Give the number of lines in the entries that contain "зазоров". State only the count.

Data excerpts

====

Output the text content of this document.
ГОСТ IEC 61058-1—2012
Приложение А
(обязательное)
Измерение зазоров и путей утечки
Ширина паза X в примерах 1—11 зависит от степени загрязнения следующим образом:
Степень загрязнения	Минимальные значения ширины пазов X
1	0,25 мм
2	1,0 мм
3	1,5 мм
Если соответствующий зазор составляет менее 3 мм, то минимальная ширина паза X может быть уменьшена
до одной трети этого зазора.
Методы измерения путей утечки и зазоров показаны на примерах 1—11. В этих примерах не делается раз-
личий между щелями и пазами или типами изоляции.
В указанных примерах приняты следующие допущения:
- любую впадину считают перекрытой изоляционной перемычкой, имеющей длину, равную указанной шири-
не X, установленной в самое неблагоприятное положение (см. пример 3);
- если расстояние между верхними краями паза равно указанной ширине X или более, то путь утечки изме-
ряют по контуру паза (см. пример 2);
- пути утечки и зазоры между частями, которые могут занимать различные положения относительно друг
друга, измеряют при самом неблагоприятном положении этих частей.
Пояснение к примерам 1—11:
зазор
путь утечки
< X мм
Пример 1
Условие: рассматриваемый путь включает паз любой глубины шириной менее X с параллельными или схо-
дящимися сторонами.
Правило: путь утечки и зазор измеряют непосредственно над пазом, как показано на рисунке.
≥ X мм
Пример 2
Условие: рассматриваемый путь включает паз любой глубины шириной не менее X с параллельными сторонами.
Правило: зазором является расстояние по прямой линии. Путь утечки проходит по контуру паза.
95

====

▸ Reply:
2